**To do**
Extract each line from the entries below that has the string "воду" in it.

**Data for this exercise**
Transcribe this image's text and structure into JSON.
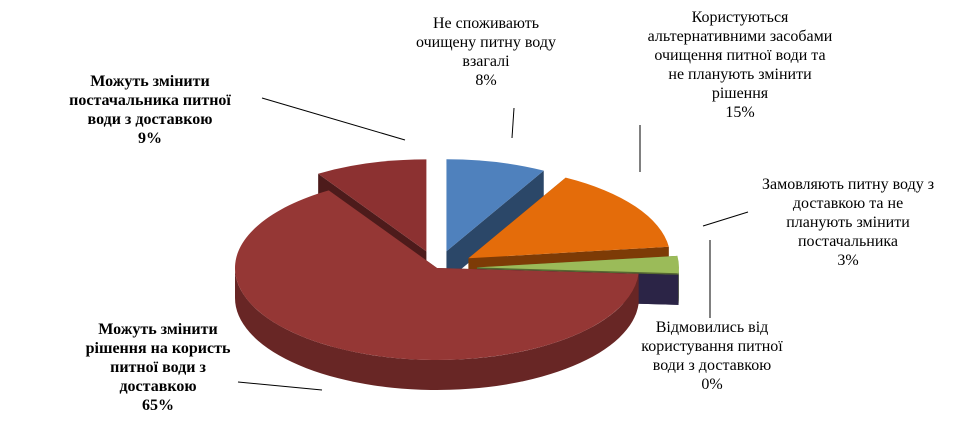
{
  "chart_data": {
    "type": "pie",
    "categories": [
      "Не споживають очищену питну воду взагалі",
      "Користуються альтернативними засобами очищення питної води та не планують змінити рішення",
      "Замовляють питну воду з доставкою та не планують змінити постачальника",
      "Відмовились від користування питної води з доставкою",
      "Можуть змінити рішення на користь питної води з доставкою",
      "Можуть змінити постачальника питної води з доставкою"
    ],
    "values": [
      8,
      15,
      3,
      0,
      65,
      9
    ],
    "value_labels": [
      "8%",
      "15%",
      "3%",
      "0%",
      "65%",
      "9%"
    ],
    "colors": [
      "#4f81bd",
      "#e46c0a",
      "#9bbb59",
      "#2b2446",
      "#953735",
      "#8c3131"
    ]
  }
}
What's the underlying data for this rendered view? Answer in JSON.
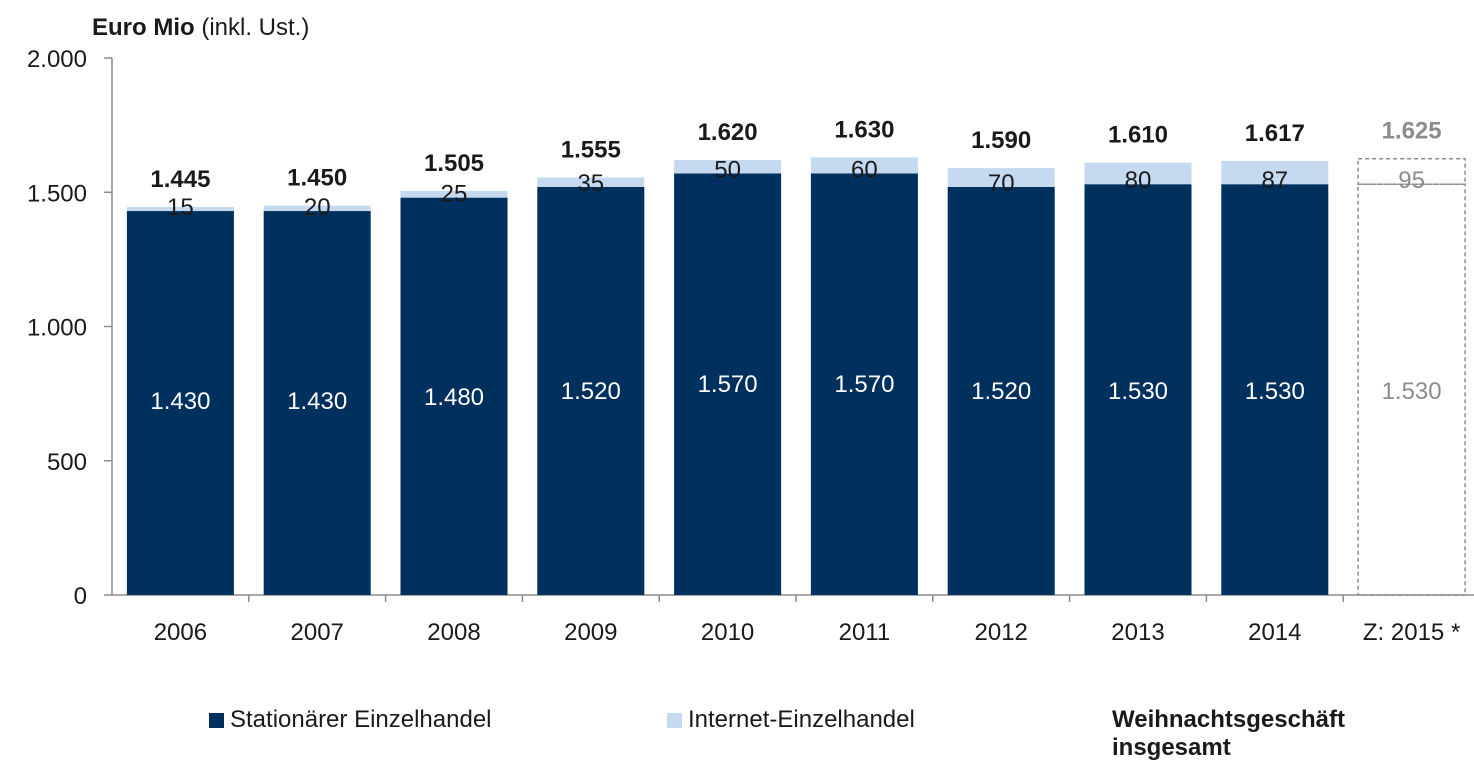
{
  "chart_data": {
    "type": "bar",
    "stacked": true,
    "unit_label_bold": "Euro Mio",
    "unit_label_rest": "(inkl. Ust.)",
    "categories": [
      "2006",
      "2007",
      "2008",
      "2009",
      "2010",
      "2011",
      "2012",
      "2013",
      "2014",
      "Z: 2015 *"
    ],
    "series": [
      {
        "name": "Stationärer Einzelhandel",
        "values": [
          1430,
          1430,
          1480,
          1520,
          1570,
          1570,
          1520,
          1530,
          1530,
          1530
        ],
        "labels": [
          "1.430",
          "1.430",
          "1.480",
          "1.520",
          "1.570",
          "1.570",
          "1.520",
          "1.530",
          "1.530",
          "1.530"
        ]
      },
      {
        "name": "Internet-Einzelhandel",
        "values": [
          15,
          20,
          25,
          35,
          50,
          60,
          70,
          80,
          87,
          95
        ],
        "labels": [
          "15",
          "20",
          "25",
          "35",
          "50",
          "60",
          "70",
          "80",
          "87",
          "95"
        ]
      }
    ],
    "totals": {
      "name": "Weihnachtsgeschäft insgesamt",
      "values": [
        1445,
        1450,
        1505,
        1555,
        1620,
        1630,
        1590,
        1610,
        1617,
        1625
      ],
      "labels": [
        "1.445",
        "1.450",
        "1.505",
        "1.555",
        "1.620",
        "1.630",
        "1.590",
        "1.610",
        "1.617",
        "1.625"
      ]
    },
    "forecast_index": 9,
    "ylim": [
      0,
      2000
    ],
    "yticks": [
      0,
      500,
      1000,
      1500,
      2000
    ],
    "ytick_labels": [
      "0",
      "500",
      "1.000",
      "1.500",
      "2.000"
    ],
    "grid": false,
    "legend_position": "bottom",
    "colors": {
      "stationary": "#00305e",
      "internet": "#c5d9f1",
      "forecast": "#8c8c8c",
      "text": "#1a1a1a",
      "axis": "#8c8c8c"
    }
  }
}
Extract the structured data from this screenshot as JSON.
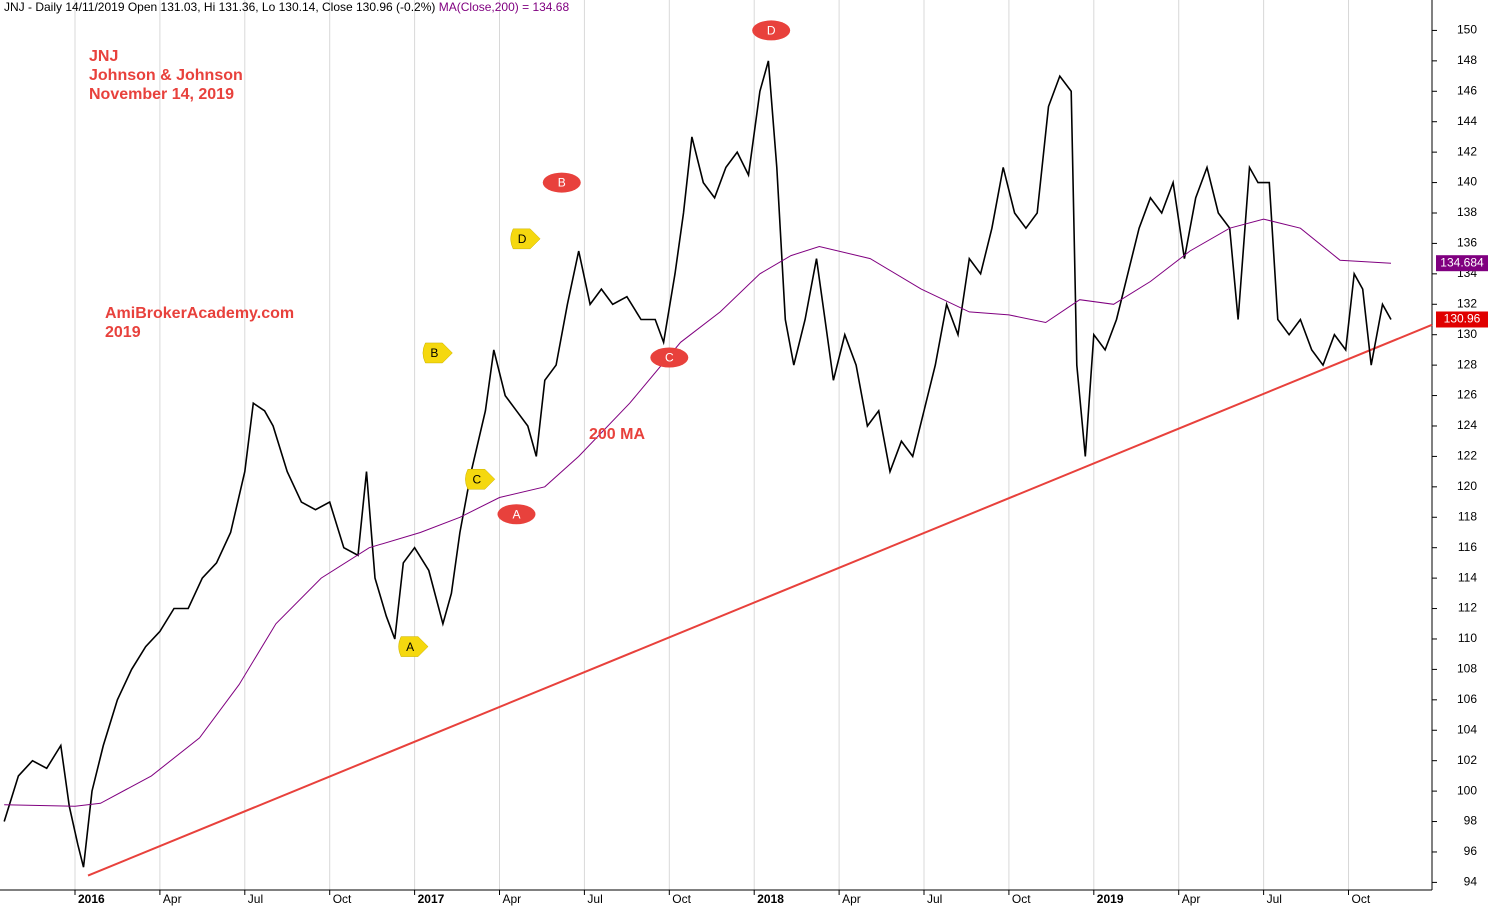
{
  "chart_data": {
    "type": "line",
    "header": {
      "quote": "JNJ - Daily 14/11/2019 Open 131.03, Hi 131.36, Lo 130.14, Close 130.96 (-0.2%)",
      "ma": "MA(Close,200) = 134.68"
    },
    "texts": [
      "JNJ",
      "Johnson & Johnson",
      "November 14, 2019",
      "AmiBrokerAcademy.com",
      "2019",
      "200 MA"
    ],
    "xlim": [
      -2.65,
      47.95
    ],
    "xticks": [
      {
        "value": 0,
        "label": "2016"
      },
      {
        "value": 3,
        "label": "Apr"
      },
      {
        "value": 6,
        "label": "Jul"
      },
      {
        "value": 9,
        "label": "Oct"
      },
      {
        "value": 12,
        "label": "2017"
      },
      {
        "value": 15,
        "label": "Apr"
      },
      {
        "value": 18,
        "label": "Jul"
      },
      {
        "value": 21,
        "label": "Oct"
      },
      {
        "value": 24,
        "label": "2018"
      },
      {
        "value": 27,
        "label": "Apr"
      },
      {
        "value": 30,
        "label": "Jul"
      },
      {
        "value": 33,
        "label": "Oct"
      },
      {
        "value": 36,
        "label": "2019"
      },
      {
        "value": 39,
        "label": "Apr"
      },
      {
        "value": 42,
        "label": "Jul"
      },
      {
        "value": 45,
        "label": "Oct"
      }
    ],
    "ylim": [
      93.5,
      152
    ],
    "yticks": [
      94,
      96,
      98,
      100,
      102,
      104,
      106,
      108,
      110,
      112,
      114,
      116,
      118,
      120,
      122,
      124,
      126,
      128,
      130,
      132,
      134,
      136,
      138,
      140,
      142,
      144,
      146,
      148,
      150
    ],
    "grid": true,
    "series": [
      {
        "color": "#000000",
        "last_label": "130.96",
        "last_color": "#e00000",
        "x": [
          -2.5,
          -2,
          -1.5,
          -1,
          -0.5,
          -0.2,
          0.1,
          0.3,
          0.6,
          1,
          1.5,
          2,
          2.5,
          3,
          3.5,
          4,
          4.5,
          5,
          5.5,
          6,
          6.3,
          6.7,
          7,
          7.5,
          8,
          8.5,
          9,
          9.5,
          10,
          10.3,
          10.6,
          11,
          11.3,
          11.6,
          12,
          12.5,
          13,
          13.3,
          13.6,
          14,
          14.5,
          14.8,
          15.2,
          15.6,
          16,
          16.3,
          16.6,
          17,
          17.4,
          17.8,
          18.2,
          18.6,
          19,
          19.5,
          20,
          20.5,
          20.8,
          21.2,
          21.5,
          21.8,
          22.2,
          22.6,
          23,
          23.4,
          23.8,
          24.2,
          24.5,
          24.8,
          25.1,
          25.4,
          25.8,
          26.2,
          26.5,
          26.8,
          27.2,
          27.6,
          28,
          28.4,
          28.8,
          29.2,
          29.6,
          30,
          30.4,
          30.8,
          31.2,
          31.6,
          32,
          32.4,
          32.8,
          33.2,
          33.6,
          34,
          34.4,
          34.8,
          35.2,
          35.4,
          35.7,
          36,
          36.4,
          36.8,
          37.2,
          37.6,
          38,
          38.4,
          38.8,
          39.2,
          39.6,
          40,
          40.4,
          40.8,
          41.1,
          41.5,
          41.8,
          42.2,
          42.5,
          42.9,
          43.3,
          43.7,
          44.1,
          44.5,
          44.9,
          45.2,
          45.5,
          45.8,
          46.2,
          46.5
        ],
        "values": [
          98,
          101,
          102,
          101.5,
          103,
          99,
          96.5,
          95,
          100,
          103,
          106,
          108,
          109.5,
          110.5,
          112,
          112,
          114,
          115,
          117,
          121,
          125.5,
          125,
          124,
          121,
          119,
          118.5,
          119,
          116,
          115.5,
          121,
          114,
          111.5,
          110,
          115,
          116,
          114.5,
          111,
          113,
          117,
          121,
          125,
          129,
          126,
          125,
          124,
          122,
          127,
          128,
          132,
          135.5,
          132,
          133,
          132,
          132.5,
          131,
          131,
          129.5,
          134,
          138,
          143,
          140,
          139,
          141,
          142,
          140.5,
          146,
          148,
          141,
          131,
          128,
          131,
          135,
          131,
          127,
          130,
          128,
          124,
          125,
          121,
          123,
          122,
          125,
          128,
          132,
          130,
          135,
          134,
          137,
          141,
          138,
          137,
          138,
          145,
          147,
          146,
          128,
          122,
          130,
          129,
          131,
          134,
          137,
          139,
          138,
          140,
          135,
          139,
          141,
          138,
          137,
          131,
          141,
          140,
          140,
          131,
          130,
          131,
          129,
          128,
          130,
          129,
          134,
          133,
          128,
          132,
          131
        ]
      },
      {
        "color": "#800080",
        "last_label": "134.684",
        "last_color": "#800080",
        "x": [
          -2.5,
          0,
          0.9,
          2.7,
          4.4,
          5.8,
          7.1,
          8.7,
          10.4,
          12.2,
          13.6,
          15,
          16.6,
          17.8,
          19.6,
          21.4,
          22.8,
          24.2,
          25.3,
          26.3,
          28.1,
          29.9,
          31.6,
          33,
          34.3,
          35.5,
          36.7,
          38,
          39.4,
          40.8,
          42,
          43.3,
          44.7,
          46.5
        ],
        "values": [
          99.1,
          99,
          99.2,
          101,
          103.5,
          107,
          111,
          114,
          116,
          117,
          118,
          119.3,
          120,
          122,
          125.5,
          129.5,
          131.5,
          134,
          135.2,
          135.8,
          135,
          133,
          131.5,
          131.3,
          130.8,
          132.3,
          132,
          133.5,
          135.5,
          137,
          137.6,
          137,
          134.9,
          134.7
        ]
      }
    ],
    "trendline": {
      "color": "#e8413c",
      "x": [
        0.46,
        47.95
      ],
      "values": [
        94.45,
        130.65
      ]
    },
    "markers": [
      {
        "label": "A",
        "style": "yellow",
        "x": 11.84,
        "value": 109.5
      },
      {
        "label": "B",
        "style": "yellow",
        "x": 12.7,
        "value": 128.8
      },
      {
        "label": "C",
        "style": "yellow",
        "x": 14.2,
        "value": 120.5
      },
      {
        "label": "D",
        "style": "yellow",
        "x": 15.8,
        "value": 136.3
      },
      {
        "label": "A",
        "style": "red",
        "x": 15.6,
        "value": 118.2
      },
      {
        "label": "B",
        "style": "red",
        "x": 17.2,
        "value": 140
      },
      {
        "label": "C",
        "style": "red",
        "x": 21.0,
        "value": 128.5
      },
      {
        "label": "D",
        "style": "red",
        "x": 24.6,
        "value": 150
      }
    ]
  }
}
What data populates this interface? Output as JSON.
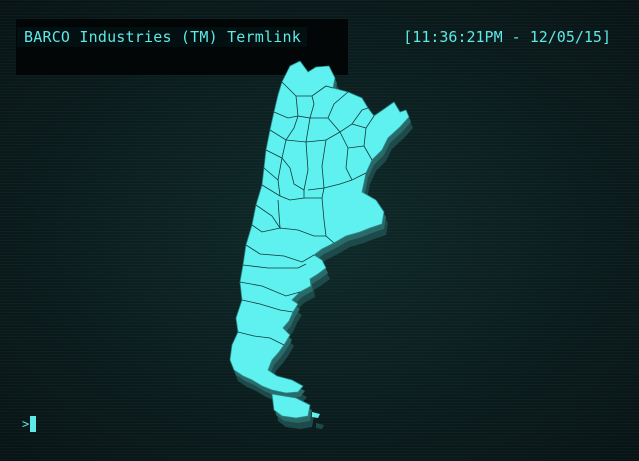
{
  "terminal": {
    "title": "BARCO Industries (TM) Termlink",
    "timestamp": "[11:36:21PM - 12/05/15]",
    "prompt_symbol": ">",
    "cursor": "block-cursor"
  },
  "map": {
    "subject": "argentina-provinces-map",
    "fill_color": "#5ff0f0",
    "shadow_color": "#1d4a4a",
    "border_color": "#123a3a"
  },
  "colors": {
    "text": "#5ee8e6",
    "background": "#0b1d1e",
    "header_bg": "#020606"
  }
}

**Response to the exercise**
      "Не споживають очищену питну воду взагалі",
      "Замовляють питну воду з доставкою та не планують змінити постачальника",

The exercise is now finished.